[RECORDS FOR THIS TASK]:
----------------------------------------

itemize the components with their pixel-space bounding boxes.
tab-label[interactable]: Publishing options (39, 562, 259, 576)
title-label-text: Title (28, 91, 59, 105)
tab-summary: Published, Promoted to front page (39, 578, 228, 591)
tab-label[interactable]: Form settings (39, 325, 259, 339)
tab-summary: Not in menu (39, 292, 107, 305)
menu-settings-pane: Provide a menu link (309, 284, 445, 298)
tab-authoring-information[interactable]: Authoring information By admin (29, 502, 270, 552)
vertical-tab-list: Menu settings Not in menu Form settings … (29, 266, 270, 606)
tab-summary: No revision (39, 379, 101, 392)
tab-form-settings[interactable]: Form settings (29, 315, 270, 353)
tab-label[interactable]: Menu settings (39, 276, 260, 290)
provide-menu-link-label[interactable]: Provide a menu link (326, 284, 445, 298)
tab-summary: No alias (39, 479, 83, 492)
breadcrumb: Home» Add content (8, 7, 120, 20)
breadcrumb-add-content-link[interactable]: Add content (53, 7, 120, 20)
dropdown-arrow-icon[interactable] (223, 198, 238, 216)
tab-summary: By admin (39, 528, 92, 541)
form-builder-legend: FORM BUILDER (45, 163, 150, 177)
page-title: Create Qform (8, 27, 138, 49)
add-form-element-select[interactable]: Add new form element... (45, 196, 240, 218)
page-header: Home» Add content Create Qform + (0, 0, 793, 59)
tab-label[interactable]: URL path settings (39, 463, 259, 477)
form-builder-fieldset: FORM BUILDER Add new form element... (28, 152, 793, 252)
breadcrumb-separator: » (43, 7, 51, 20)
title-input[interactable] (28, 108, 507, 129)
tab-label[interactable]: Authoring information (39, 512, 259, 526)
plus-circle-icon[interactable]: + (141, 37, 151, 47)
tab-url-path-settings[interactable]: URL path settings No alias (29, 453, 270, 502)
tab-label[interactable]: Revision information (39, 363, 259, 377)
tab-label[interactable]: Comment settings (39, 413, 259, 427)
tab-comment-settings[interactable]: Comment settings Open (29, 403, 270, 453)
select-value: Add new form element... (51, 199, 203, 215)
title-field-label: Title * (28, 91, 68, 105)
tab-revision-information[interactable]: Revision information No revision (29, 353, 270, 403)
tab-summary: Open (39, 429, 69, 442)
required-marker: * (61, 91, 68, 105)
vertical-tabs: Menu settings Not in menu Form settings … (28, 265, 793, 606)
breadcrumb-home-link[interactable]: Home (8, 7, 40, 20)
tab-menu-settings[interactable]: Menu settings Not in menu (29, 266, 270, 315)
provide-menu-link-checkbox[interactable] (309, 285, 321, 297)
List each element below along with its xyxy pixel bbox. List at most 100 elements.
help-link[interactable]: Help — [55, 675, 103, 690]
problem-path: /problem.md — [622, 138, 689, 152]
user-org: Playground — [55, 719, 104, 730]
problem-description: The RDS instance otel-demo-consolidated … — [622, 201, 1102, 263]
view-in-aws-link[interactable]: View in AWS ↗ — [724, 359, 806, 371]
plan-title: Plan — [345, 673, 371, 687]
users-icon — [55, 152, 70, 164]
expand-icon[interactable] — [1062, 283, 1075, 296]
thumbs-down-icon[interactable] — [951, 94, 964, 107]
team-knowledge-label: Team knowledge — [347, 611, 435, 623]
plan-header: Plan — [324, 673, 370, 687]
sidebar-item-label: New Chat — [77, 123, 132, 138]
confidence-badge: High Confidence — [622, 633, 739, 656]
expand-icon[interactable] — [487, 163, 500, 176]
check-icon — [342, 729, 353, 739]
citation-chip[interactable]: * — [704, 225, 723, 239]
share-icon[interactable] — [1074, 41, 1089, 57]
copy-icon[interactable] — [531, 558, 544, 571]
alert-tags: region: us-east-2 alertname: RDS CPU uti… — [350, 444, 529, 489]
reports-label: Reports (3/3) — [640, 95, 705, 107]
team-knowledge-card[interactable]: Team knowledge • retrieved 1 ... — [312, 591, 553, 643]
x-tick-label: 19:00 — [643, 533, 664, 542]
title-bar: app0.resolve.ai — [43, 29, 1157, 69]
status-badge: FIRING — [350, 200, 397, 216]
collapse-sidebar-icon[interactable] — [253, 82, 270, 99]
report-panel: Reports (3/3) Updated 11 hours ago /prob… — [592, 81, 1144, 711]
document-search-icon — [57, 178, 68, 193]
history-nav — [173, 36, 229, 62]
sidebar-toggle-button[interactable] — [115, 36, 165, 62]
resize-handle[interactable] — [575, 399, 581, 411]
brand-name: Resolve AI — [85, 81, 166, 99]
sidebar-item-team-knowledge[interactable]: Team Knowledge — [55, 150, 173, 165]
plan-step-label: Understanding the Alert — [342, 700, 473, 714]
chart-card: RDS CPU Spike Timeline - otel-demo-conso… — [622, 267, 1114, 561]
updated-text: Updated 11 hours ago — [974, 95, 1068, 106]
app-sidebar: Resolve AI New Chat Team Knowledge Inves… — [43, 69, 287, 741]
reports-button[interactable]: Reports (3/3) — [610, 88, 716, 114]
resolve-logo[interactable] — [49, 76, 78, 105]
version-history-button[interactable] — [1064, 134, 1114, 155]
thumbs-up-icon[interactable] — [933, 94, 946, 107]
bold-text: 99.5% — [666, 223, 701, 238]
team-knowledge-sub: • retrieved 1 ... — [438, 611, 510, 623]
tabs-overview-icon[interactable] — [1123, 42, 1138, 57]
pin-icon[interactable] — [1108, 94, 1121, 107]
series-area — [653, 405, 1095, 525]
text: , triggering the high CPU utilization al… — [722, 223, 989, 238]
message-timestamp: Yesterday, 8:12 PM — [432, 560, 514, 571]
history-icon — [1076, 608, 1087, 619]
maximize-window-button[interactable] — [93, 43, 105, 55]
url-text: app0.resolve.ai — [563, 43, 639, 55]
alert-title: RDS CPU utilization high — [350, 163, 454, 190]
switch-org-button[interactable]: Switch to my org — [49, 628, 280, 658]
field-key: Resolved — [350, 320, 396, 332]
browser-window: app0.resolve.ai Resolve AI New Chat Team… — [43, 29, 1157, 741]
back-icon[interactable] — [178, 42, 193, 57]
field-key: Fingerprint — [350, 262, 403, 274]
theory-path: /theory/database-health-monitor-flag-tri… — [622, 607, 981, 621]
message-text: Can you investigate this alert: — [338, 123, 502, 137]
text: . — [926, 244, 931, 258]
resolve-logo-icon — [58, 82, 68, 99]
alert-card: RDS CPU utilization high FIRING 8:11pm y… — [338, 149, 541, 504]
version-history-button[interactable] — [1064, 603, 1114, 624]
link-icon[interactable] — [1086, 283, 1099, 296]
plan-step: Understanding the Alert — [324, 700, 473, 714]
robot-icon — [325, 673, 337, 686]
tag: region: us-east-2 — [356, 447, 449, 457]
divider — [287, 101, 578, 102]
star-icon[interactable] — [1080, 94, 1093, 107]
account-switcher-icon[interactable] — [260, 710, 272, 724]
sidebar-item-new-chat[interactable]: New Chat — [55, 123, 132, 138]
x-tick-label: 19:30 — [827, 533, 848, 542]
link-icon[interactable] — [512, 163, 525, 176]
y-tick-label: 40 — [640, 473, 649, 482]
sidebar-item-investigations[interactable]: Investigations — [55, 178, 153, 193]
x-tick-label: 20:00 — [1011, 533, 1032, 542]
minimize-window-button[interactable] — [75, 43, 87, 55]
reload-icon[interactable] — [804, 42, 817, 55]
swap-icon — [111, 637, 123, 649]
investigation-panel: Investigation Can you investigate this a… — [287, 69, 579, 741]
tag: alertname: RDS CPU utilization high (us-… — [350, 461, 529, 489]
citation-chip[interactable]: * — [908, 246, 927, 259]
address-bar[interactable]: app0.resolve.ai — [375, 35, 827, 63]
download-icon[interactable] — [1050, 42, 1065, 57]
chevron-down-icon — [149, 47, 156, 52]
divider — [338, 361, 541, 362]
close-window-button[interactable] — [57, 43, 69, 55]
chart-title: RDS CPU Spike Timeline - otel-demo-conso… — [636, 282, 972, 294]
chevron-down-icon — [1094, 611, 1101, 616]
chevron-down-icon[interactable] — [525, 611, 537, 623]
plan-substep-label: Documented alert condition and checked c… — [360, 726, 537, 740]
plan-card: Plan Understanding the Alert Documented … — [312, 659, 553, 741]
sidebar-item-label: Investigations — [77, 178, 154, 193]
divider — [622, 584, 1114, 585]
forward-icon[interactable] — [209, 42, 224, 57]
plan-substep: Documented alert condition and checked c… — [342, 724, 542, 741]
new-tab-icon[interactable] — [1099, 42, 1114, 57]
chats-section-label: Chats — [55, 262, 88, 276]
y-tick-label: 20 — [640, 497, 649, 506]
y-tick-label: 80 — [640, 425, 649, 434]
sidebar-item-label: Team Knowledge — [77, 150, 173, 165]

----------------------------------------

[THE EXERCISE]:
How many lines of the records contain the string "Reports"? Case counts, so match capitals exactly, and give only the number.

[ANSWER TO THIS EXERCISE]:
3